== Exercise material ==

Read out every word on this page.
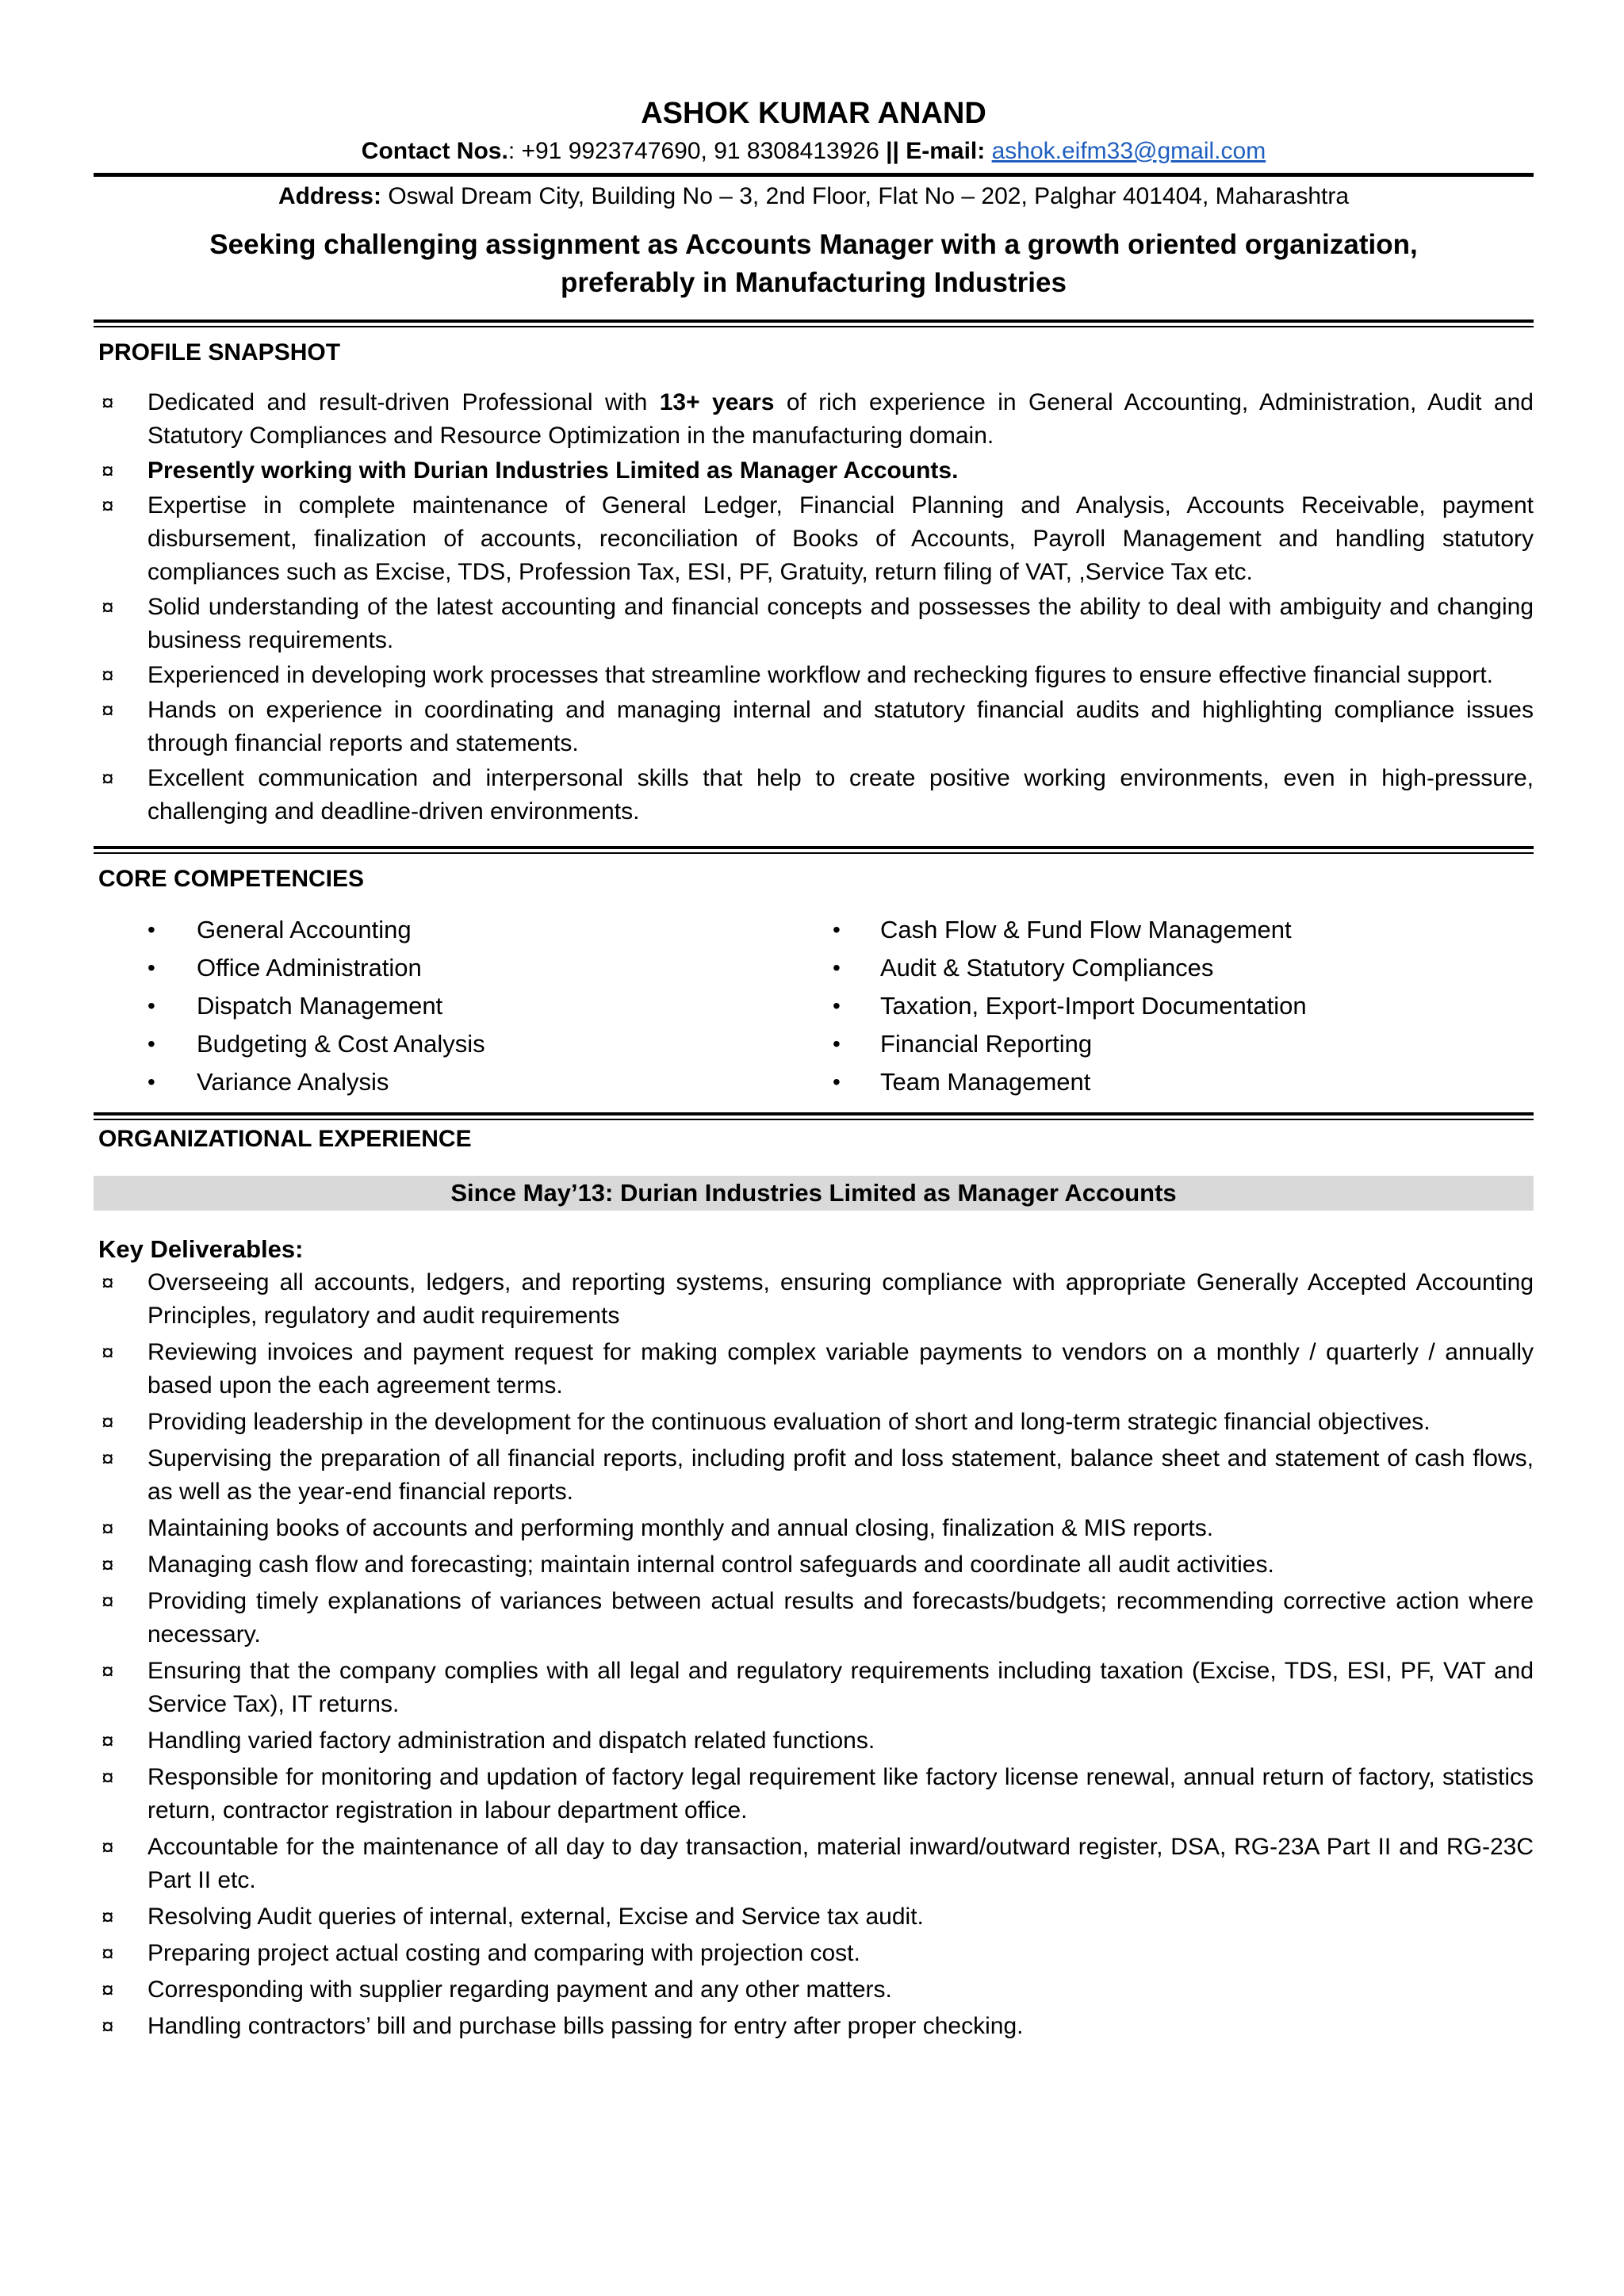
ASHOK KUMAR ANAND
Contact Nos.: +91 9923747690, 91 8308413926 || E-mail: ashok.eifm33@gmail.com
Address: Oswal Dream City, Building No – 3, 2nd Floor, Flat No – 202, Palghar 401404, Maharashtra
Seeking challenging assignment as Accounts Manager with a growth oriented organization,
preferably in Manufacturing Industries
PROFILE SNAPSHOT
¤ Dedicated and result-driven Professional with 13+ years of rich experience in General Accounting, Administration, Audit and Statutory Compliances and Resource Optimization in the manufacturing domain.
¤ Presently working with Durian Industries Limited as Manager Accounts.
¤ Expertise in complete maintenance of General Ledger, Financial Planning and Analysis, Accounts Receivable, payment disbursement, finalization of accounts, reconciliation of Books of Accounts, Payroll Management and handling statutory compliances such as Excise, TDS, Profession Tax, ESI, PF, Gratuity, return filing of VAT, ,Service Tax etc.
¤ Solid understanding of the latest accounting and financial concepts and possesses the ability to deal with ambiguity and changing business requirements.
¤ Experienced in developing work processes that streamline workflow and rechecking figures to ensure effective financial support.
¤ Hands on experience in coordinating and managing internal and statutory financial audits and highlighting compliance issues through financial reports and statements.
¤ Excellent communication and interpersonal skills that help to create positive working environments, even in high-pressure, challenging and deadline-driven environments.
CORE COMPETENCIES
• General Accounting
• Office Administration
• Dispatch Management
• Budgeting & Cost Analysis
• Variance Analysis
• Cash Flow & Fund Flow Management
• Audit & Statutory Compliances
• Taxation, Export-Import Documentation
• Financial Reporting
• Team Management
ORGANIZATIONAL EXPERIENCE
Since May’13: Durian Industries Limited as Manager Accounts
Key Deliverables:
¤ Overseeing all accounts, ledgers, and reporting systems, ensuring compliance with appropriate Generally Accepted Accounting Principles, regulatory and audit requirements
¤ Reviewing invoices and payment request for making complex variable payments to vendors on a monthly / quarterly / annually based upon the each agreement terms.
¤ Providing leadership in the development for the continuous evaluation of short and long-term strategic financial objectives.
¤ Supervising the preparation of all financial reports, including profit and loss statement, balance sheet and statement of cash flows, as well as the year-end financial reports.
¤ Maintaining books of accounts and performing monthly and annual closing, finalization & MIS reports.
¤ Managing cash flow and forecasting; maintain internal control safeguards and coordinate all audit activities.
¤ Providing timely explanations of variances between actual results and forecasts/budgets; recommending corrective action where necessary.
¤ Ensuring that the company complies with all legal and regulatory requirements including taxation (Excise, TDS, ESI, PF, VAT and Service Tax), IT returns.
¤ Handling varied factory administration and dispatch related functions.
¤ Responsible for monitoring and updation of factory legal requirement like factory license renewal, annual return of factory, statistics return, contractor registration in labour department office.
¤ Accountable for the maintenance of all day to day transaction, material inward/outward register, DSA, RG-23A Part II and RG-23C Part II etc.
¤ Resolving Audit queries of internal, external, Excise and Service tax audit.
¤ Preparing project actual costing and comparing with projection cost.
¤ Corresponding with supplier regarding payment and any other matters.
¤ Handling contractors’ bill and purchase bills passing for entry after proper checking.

===
== Exercise material ==

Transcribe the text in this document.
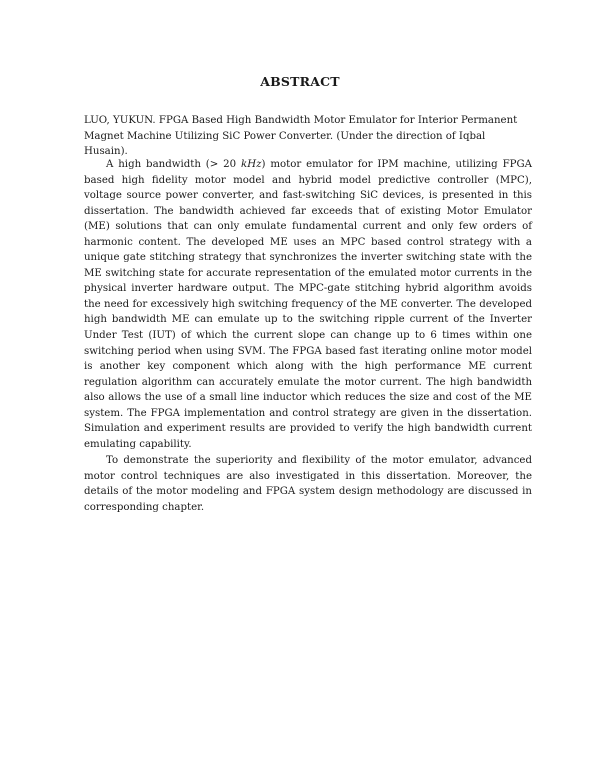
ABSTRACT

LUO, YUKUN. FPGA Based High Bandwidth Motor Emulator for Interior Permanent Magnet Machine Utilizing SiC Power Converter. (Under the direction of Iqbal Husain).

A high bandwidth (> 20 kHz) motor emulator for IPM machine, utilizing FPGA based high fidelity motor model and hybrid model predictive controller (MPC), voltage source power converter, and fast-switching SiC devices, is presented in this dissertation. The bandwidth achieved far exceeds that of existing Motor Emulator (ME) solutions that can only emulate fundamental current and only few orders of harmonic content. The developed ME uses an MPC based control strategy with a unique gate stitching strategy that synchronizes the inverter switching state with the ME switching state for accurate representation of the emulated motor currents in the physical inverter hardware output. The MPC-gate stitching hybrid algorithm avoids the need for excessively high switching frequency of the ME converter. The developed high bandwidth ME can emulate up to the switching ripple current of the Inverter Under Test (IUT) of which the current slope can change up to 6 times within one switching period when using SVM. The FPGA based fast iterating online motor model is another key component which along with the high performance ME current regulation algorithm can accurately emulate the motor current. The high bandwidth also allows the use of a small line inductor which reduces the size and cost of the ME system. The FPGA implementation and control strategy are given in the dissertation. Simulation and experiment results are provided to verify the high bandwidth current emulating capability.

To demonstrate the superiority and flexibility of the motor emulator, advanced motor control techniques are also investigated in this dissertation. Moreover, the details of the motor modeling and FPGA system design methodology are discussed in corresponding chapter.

===
== Exercise material ==

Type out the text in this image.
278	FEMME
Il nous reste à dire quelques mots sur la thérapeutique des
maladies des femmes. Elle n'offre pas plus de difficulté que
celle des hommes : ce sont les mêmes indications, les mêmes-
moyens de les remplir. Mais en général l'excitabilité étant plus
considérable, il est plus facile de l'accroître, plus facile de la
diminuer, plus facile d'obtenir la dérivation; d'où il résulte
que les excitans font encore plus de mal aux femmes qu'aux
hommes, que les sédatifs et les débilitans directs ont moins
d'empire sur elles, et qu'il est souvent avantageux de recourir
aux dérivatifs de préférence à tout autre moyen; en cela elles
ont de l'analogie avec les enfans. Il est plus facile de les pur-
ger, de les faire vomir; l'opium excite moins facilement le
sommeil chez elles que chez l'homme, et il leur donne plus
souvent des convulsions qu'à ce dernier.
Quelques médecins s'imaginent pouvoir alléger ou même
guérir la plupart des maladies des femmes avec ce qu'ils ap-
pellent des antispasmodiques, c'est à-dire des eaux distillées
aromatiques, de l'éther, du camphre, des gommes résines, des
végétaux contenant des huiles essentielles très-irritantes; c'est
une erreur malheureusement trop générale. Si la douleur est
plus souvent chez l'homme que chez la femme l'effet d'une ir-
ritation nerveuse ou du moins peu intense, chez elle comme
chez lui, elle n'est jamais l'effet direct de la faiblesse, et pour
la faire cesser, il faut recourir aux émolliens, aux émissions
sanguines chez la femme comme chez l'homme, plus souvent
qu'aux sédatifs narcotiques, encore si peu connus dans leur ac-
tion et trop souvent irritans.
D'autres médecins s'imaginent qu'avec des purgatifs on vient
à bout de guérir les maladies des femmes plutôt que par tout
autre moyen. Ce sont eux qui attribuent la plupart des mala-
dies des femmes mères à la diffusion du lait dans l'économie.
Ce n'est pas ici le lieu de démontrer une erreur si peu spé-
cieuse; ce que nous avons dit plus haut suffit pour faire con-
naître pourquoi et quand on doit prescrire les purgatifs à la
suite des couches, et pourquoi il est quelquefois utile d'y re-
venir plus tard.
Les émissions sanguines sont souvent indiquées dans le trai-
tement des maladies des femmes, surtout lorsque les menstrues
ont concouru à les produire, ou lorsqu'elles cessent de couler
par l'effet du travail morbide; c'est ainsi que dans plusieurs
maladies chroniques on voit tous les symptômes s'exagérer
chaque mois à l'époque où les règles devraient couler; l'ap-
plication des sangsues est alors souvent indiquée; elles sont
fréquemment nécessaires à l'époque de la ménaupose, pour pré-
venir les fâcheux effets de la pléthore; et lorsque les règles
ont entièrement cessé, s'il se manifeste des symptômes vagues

===

**Aim:** In the records shown above, how many lines include the word "recourir"? Answer with the number only.

**Answer for this exercise:** 2